§ **Exercise goal**:
All the entries need to be quoted exactly, apart from the pictures, which you should drop.

________________________________________

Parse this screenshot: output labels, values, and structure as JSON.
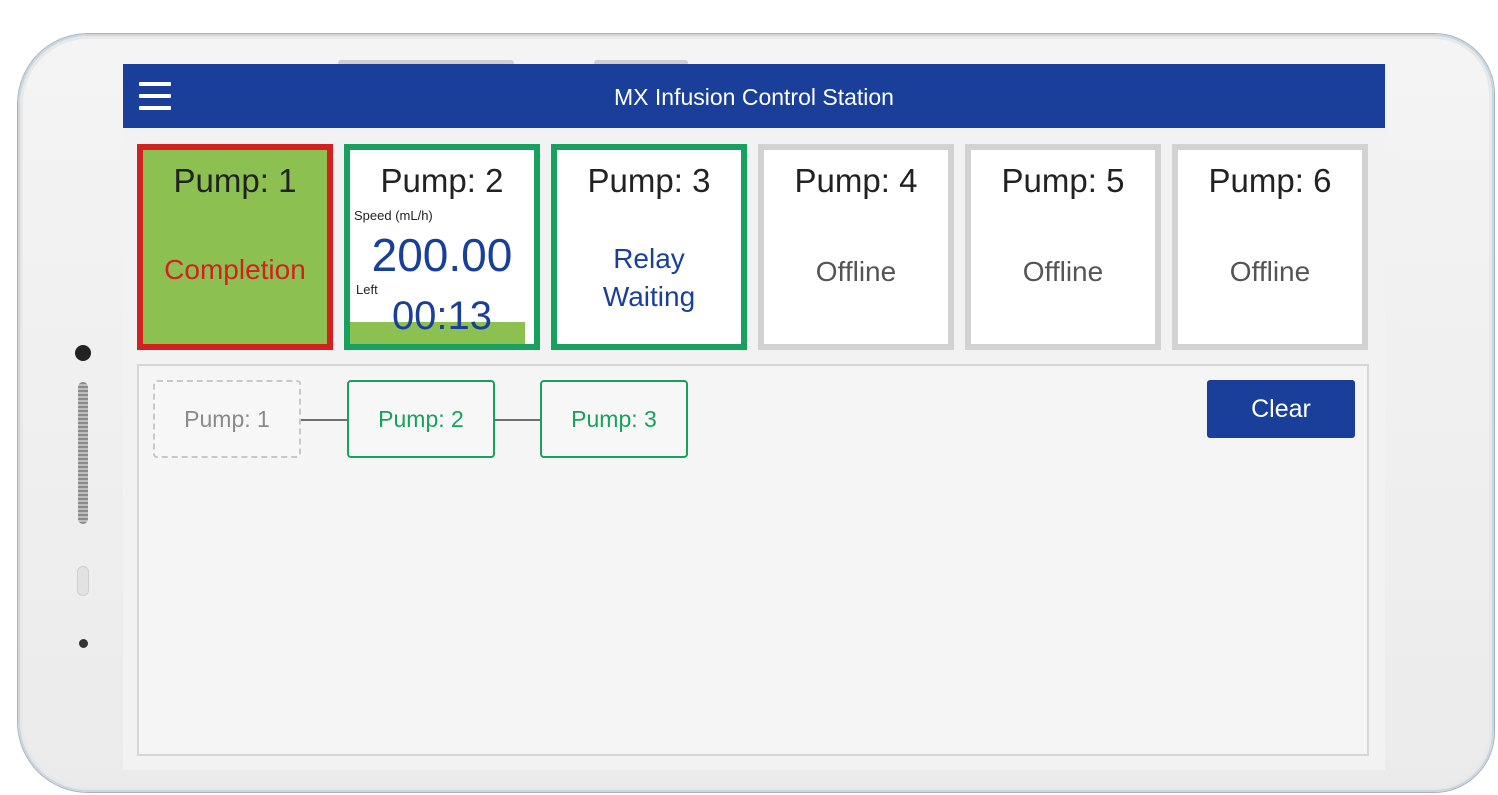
{
  "app": {
    "title": "MX Infusion Control Station"
  },
  "pumps": [
    {
      "title": "Pump: 1",
      "status": "Completion",
      "state": "completion"
    },
    {
      "title": "Pump: 2",
      "state": "running",
      "speed_label": "Speed  (mL/h)",
      "speed_value": "200.00",
      "left_label": "Left",
      "left_value": "00:13",
      "progress_fraction": 0.95
    },
    {
      "title": "Pump: 3",
      "status_line1": "Relay",
      "status_line2": "Waiting",
      "state": "relay"
    },
    {
      "title": "Pump: 4",
      "status": "Offline",
      "state": "offline"
    },
    {
      "title": "Pump: 5",
      "status": "Offline",
      "state": "offline"
    },
    {
      "title": "Pump: 6",
      "status": "Offline",
      "state": "offline"
    }
  ],
  "relay": {
    "nodes": [
      {
        "label": "Pump: 1",
        "state": "inactive"
      },
      {
        "label": "Pump: 2",
        "state": "active"
      },
      {
        "label": "Pump: 3",
        "state": "active"
      }
    ],
    "clear_label": "Clear"
  },
  "colors": {
    "appbar": "#1a3f9a",
    "active_green": "#18a15e",
    "completion_fill": "#8cc152",
    "completion_border": "#d32020",
    "offline_border": "#d2d2d2"
  },
  "icons": {
    "menu": "hamburger-menu-icon"
  }
}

________________________________________

§ **Solution to the exercise**:
Parse this screenshot: output labels, values, and structure as JSON.
{
  "app": {
    "title": "MX Infusion Control Station"
  },
  "pumps": [
    {
      "title": "Pump: 1",
      "status": "Completion",
      "state": "completion"
    },
    {
      "title": "Pump: 2",
      "state": "running",
      "speed_label": "Speed  (mL/h)",
      "speed_value": "200.00",
      "left_label": "Left",
      "left_value": "00:13",
      "progress_fraction": 0.95
    },
    {
      "title": "Pump: 3",
      "status_line1": "Relay",
      "status_line2": "Waiting",
      "state": "relay"
    },
    {
      "title": "Pump: 4",
      "status": "Offline",
      "state": "offline"
    },
    {
      "title": "Pump: 5",
      "status": "Offline",
      "state": "offline"
    },
    {
      "title": "Pump: 6",
      "status": "Offline",
      "state": "offline"
    }
  ],
  "relay": {
    "nodes": [
      {
        "label": "Pump: 1",
        "state": "inactive"
      },
      {
        "label": "Pump: 2",
        "state": "active"
      },
      {
        "label": "Pump: 3",
        "state": "active"
      }
    ],
    "clear_label": "Clear"
  },
  "colors": {
    "appbar": "#1a3f9a",
    "active_green": "#18a15e",
    "completion_fill": "#8cc152",
    "completion_border": "#d32020",
    "offline_border": "#d2d2d2"
  },
  "icons": {
    "menu": "hamburger-menu-icon"
  }
}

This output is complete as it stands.